** Task details **
Track down every line below that holds "risk" and copy it.

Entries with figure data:

╭──

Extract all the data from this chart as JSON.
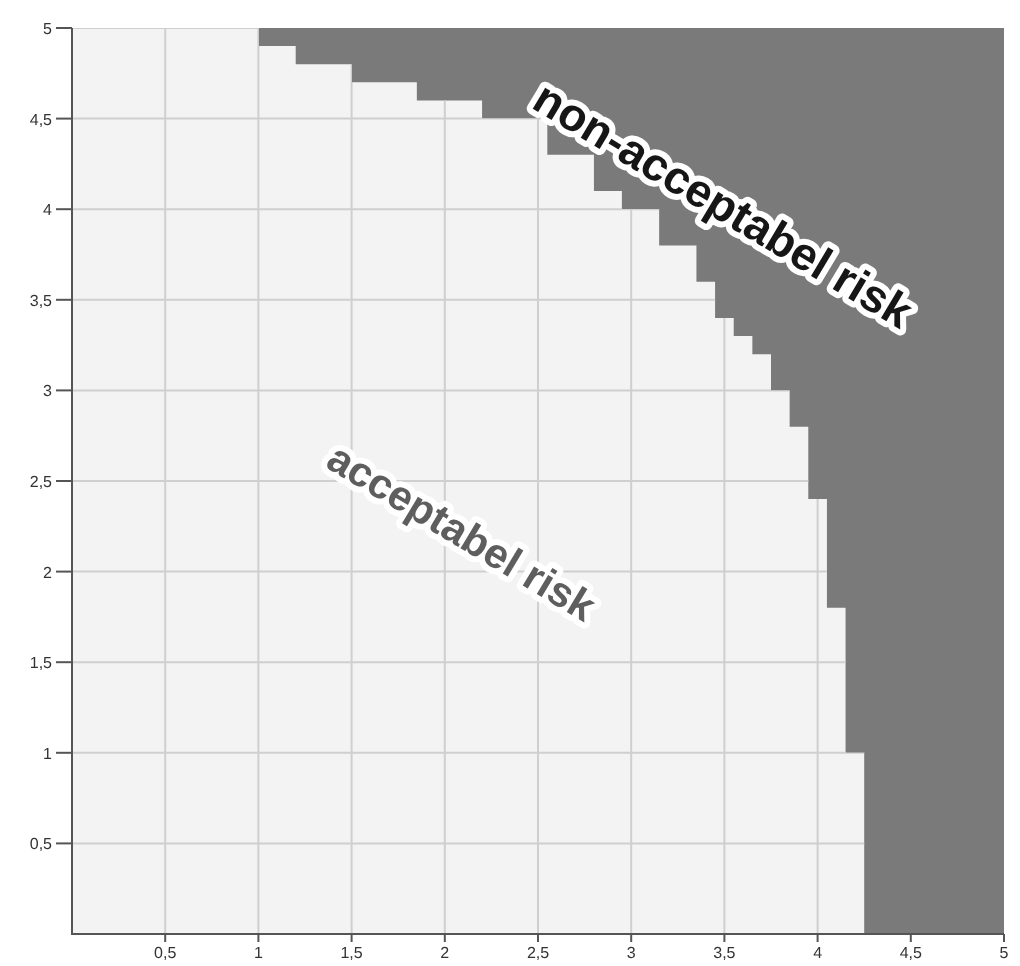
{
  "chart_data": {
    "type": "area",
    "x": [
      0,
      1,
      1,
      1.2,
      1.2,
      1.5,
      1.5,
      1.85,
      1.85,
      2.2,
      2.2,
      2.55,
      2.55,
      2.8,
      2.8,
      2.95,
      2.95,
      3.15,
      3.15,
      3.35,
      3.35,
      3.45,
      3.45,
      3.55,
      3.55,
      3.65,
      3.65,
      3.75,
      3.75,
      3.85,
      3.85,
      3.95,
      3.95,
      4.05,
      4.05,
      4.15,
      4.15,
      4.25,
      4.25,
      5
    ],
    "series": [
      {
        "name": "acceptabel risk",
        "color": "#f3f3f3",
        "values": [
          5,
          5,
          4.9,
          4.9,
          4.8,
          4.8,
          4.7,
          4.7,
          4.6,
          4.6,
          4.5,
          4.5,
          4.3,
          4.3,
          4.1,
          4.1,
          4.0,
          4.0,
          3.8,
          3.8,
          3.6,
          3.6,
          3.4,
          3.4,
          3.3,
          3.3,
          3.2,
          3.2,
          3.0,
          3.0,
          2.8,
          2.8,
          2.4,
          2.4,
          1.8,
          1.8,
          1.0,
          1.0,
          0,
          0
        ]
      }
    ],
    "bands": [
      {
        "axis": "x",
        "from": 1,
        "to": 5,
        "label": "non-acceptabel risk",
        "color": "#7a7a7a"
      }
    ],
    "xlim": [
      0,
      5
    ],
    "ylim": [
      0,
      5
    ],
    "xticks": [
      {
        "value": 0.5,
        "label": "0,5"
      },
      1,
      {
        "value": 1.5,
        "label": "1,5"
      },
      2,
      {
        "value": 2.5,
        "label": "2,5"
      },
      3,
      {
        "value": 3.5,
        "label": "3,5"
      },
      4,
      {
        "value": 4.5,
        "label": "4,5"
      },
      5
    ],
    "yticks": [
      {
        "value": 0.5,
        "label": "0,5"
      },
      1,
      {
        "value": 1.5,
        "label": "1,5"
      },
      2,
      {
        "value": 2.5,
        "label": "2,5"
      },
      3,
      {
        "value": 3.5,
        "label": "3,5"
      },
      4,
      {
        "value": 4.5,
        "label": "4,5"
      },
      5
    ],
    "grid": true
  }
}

╰──
╭──

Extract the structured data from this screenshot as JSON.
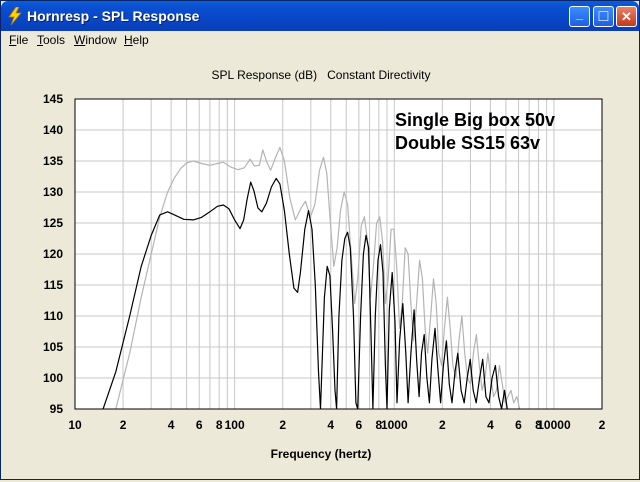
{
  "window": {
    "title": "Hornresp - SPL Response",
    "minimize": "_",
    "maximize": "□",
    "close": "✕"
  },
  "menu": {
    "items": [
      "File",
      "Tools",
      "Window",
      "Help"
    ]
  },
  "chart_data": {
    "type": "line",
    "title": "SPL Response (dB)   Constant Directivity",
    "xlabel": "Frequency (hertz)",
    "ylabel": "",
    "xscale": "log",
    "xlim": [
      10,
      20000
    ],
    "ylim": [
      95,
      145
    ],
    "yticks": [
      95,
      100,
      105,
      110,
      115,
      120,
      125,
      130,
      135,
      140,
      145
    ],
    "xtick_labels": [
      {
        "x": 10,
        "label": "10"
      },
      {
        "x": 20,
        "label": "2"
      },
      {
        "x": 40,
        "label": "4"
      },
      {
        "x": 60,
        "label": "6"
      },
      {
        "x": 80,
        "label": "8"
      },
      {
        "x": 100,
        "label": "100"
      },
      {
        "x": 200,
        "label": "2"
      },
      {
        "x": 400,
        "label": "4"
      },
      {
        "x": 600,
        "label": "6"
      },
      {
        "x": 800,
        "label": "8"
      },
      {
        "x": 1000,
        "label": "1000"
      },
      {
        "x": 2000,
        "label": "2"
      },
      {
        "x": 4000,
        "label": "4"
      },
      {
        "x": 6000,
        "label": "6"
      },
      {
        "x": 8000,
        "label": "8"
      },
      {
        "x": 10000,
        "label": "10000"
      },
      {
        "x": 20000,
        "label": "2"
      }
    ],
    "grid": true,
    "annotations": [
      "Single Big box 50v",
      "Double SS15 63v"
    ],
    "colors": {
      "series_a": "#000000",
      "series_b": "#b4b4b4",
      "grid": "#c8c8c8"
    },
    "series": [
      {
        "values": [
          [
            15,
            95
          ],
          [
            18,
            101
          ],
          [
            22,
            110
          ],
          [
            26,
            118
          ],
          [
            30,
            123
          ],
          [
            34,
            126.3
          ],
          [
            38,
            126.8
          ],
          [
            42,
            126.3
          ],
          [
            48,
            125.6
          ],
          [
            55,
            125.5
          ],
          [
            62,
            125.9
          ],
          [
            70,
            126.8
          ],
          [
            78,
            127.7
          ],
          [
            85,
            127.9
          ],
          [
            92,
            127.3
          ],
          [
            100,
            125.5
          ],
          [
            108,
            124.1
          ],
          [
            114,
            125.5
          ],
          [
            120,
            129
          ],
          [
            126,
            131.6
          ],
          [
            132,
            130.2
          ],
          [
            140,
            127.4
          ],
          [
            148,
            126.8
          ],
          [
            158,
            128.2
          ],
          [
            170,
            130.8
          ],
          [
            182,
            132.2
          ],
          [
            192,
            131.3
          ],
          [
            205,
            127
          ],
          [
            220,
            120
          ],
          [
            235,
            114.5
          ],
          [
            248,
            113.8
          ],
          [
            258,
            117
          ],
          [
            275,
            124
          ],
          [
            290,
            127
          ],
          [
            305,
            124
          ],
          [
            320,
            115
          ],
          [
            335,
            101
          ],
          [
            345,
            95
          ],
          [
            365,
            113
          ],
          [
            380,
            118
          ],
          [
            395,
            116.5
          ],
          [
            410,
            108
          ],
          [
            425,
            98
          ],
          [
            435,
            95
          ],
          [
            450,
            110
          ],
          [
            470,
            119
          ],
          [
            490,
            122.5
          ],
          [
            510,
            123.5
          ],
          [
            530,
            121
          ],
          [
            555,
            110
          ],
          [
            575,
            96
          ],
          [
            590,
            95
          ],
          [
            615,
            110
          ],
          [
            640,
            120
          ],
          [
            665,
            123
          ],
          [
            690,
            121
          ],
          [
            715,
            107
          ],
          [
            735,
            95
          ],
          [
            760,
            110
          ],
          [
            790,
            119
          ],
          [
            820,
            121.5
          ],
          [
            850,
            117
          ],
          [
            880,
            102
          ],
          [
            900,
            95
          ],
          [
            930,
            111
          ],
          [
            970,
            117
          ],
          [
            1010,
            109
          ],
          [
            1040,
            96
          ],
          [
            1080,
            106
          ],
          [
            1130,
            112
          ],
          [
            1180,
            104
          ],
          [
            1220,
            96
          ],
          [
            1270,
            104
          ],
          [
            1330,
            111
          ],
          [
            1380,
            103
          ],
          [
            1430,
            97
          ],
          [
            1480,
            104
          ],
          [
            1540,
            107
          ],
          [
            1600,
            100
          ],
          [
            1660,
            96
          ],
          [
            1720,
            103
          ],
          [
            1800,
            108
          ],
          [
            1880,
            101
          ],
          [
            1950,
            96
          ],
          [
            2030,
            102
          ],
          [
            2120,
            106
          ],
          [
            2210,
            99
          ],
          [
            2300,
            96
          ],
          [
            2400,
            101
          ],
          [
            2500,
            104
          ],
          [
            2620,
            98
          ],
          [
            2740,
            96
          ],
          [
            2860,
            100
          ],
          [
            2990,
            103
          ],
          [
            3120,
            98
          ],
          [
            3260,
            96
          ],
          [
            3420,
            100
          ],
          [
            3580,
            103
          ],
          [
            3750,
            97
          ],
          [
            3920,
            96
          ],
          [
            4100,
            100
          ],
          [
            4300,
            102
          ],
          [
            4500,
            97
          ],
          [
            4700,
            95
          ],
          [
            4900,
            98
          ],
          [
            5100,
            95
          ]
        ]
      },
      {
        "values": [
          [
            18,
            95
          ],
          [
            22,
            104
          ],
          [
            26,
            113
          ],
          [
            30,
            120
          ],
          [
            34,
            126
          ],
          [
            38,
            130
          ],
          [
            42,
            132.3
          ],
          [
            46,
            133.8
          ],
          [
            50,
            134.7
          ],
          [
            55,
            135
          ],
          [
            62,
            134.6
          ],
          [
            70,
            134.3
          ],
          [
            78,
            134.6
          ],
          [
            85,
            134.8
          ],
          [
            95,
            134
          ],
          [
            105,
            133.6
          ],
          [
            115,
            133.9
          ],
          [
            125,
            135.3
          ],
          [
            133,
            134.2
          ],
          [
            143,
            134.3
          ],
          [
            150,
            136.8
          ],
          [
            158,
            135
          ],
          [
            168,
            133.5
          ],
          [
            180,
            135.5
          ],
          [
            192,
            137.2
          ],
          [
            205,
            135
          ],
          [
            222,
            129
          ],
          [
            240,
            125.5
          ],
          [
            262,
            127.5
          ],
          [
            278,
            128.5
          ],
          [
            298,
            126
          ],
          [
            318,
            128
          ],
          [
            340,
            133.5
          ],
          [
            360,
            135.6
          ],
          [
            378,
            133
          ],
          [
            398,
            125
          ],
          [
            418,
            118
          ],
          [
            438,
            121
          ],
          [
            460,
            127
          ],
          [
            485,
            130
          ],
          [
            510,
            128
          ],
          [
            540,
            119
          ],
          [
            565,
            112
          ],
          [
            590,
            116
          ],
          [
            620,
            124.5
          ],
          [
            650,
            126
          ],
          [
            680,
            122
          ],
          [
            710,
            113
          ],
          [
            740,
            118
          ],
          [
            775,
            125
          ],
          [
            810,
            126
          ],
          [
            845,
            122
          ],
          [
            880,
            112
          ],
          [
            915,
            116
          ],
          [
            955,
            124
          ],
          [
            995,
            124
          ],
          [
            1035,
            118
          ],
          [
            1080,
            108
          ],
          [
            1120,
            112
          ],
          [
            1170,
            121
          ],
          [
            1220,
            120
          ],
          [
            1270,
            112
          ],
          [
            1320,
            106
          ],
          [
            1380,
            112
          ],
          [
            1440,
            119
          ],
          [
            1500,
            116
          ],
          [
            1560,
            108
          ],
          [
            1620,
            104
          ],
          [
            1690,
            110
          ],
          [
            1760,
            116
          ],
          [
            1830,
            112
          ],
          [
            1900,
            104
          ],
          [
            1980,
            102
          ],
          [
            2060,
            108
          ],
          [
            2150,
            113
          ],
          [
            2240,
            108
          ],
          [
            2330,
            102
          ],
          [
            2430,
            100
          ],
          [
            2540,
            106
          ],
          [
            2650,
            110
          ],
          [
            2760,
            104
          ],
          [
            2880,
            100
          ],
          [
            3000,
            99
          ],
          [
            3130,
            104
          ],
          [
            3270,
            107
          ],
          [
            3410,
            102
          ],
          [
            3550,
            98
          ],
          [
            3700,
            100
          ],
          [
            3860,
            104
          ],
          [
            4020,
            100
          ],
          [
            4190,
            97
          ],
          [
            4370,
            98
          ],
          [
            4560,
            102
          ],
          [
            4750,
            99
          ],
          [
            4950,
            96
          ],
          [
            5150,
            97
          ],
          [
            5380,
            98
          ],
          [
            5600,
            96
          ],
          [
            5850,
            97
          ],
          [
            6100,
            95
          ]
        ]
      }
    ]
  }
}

╰──

** Answer to this task **
        "name": "acceptabel risk",
        "label": "non-acceptabel risk",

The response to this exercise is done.